▸ WHAT IS ASKED: Select, from the material below, each line with "student" in it.

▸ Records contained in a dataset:
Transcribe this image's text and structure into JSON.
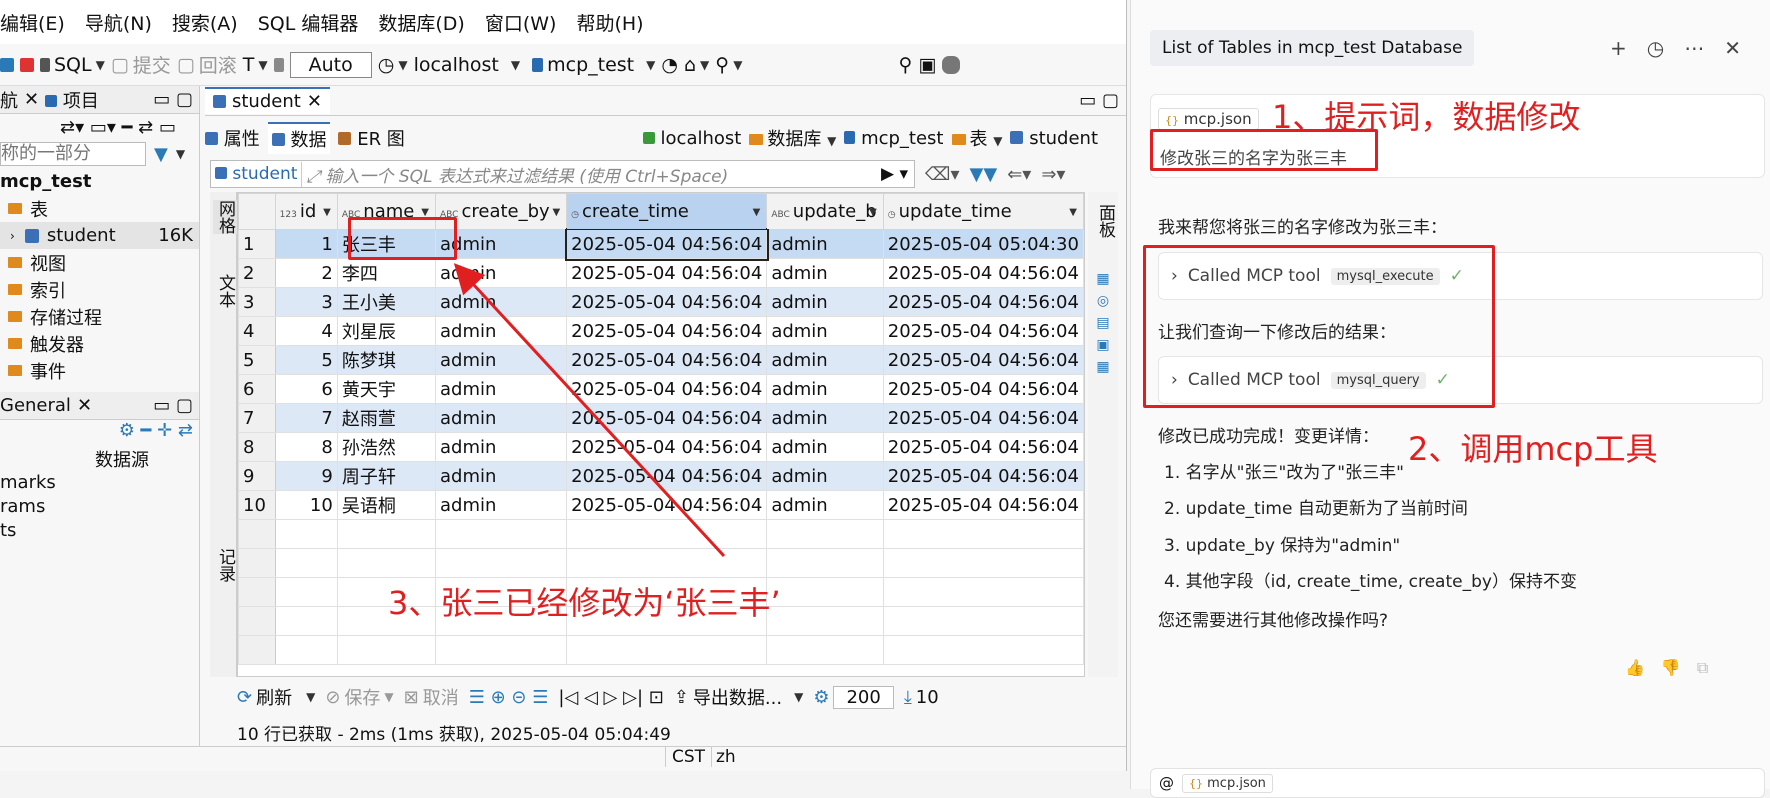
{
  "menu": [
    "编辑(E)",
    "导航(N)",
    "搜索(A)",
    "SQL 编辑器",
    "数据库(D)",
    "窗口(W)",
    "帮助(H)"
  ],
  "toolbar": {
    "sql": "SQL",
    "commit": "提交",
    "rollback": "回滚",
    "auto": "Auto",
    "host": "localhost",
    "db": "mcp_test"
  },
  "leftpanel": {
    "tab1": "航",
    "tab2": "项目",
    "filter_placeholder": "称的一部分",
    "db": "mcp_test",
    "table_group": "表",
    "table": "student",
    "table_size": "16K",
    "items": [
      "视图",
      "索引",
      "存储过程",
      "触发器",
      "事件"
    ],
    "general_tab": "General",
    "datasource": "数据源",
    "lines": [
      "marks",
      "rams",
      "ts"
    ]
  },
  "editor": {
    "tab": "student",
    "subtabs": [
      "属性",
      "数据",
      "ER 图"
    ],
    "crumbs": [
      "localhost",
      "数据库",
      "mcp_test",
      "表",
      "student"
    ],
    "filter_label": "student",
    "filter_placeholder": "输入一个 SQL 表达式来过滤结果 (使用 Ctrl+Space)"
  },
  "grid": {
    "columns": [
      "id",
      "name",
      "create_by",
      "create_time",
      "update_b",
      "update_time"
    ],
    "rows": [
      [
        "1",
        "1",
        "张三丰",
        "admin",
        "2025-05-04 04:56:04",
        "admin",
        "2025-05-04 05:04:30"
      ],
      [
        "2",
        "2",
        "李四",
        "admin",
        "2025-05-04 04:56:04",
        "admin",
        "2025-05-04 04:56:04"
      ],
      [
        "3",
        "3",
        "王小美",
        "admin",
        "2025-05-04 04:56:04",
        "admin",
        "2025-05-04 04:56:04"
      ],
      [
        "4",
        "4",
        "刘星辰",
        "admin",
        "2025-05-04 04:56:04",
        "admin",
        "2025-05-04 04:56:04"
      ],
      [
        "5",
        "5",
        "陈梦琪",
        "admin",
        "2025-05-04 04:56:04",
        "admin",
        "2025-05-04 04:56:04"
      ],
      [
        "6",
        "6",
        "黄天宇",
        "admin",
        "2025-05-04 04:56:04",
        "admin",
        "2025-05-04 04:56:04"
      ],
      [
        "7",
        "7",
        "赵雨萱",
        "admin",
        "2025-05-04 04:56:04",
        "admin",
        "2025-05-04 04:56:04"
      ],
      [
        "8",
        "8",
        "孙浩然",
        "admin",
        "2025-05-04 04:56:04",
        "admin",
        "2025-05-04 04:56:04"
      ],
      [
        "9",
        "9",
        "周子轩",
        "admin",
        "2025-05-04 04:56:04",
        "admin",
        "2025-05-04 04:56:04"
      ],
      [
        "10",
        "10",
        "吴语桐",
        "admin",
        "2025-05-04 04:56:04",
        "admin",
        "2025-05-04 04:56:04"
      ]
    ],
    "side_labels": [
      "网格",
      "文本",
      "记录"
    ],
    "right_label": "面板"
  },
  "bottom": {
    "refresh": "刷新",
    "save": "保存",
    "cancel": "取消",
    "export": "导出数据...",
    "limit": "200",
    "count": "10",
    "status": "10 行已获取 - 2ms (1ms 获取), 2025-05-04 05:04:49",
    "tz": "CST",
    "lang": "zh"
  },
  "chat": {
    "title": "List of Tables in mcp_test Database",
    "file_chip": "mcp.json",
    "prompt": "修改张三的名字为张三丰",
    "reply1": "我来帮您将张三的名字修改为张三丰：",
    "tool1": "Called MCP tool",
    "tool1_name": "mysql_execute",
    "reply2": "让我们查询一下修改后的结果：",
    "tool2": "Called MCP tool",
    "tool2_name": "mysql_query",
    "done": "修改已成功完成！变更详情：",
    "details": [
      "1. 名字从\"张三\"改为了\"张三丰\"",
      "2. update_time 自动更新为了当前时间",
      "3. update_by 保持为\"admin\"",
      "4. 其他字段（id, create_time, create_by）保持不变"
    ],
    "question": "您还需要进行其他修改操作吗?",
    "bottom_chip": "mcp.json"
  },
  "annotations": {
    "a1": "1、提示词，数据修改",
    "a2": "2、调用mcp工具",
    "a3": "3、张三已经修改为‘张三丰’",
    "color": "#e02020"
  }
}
* * *
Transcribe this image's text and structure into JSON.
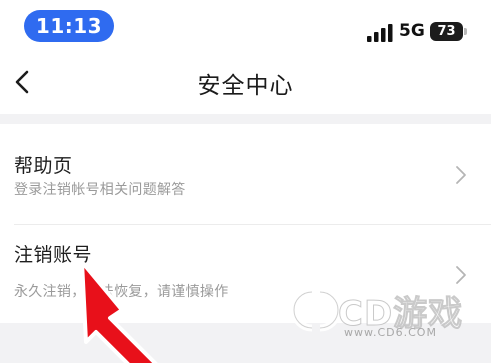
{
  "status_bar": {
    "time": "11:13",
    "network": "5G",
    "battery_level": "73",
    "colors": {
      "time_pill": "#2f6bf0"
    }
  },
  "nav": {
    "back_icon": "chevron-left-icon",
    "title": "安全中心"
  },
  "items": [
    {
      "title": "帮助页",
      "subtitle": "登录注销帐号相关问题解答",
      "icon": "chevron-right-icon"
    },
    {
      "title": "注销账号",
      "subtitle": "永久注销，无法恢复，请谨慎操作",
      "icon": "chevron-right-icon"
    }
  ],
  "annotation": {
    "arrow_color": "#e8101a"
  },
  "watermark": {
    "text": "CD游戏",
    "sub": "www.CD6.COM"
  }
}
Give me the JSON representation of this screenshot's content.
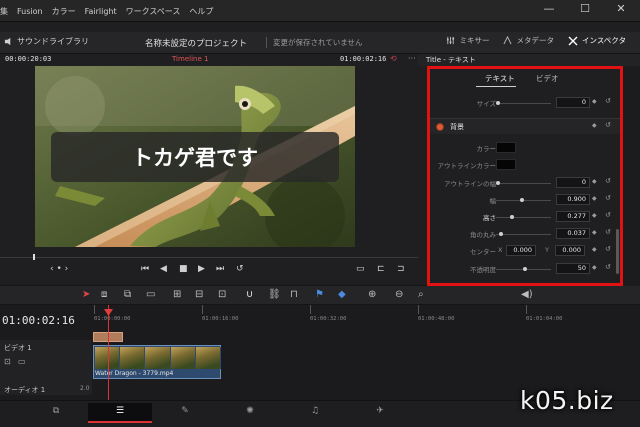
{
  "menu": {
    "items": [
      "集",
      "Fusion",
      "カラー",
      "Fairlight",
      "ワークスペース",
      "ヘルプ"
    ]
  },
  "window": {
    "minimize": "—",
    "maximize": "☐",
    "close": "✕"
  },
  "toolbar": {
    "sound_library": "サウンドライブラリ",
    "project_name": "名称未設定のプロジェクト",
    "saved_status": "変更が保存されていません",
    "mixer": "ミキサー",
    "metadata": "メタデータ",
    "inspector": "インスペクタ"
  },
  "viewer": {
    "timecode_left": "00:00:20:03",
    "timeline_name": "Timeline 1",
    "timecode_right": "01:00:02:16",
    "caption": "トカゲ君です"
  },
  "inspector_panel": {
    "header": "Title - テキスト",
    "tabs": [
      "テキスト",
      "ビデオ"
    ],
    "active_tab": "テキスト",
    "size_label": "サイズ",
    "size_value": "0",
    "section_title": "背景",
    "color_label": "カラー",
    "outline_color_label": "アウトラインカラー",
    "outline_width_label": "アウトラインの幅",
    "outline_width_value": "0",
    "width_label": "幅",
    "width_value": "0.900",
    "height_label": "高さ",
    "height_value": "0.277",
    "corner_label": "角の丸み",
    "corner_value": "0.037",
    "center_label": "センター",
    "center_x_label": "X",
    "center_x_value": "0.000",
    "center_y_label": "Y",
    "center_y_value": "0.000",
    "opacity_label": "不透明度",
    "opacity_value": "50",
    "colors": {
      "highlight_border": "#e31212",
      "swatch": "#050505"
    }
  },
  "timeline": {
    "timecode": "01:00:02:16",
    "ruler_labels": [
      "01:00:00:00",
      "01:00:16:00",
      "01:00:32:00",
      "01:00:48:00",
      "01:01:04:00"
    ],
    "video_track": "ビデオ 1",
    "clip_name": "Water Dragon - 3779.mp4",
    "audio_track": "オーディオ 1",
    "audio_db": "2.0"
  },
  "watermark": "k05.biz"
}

▸ WRITTEN RESPONSE:
    "table": "student",
    "tab": "student",
      "student"
    "filter_label": "student",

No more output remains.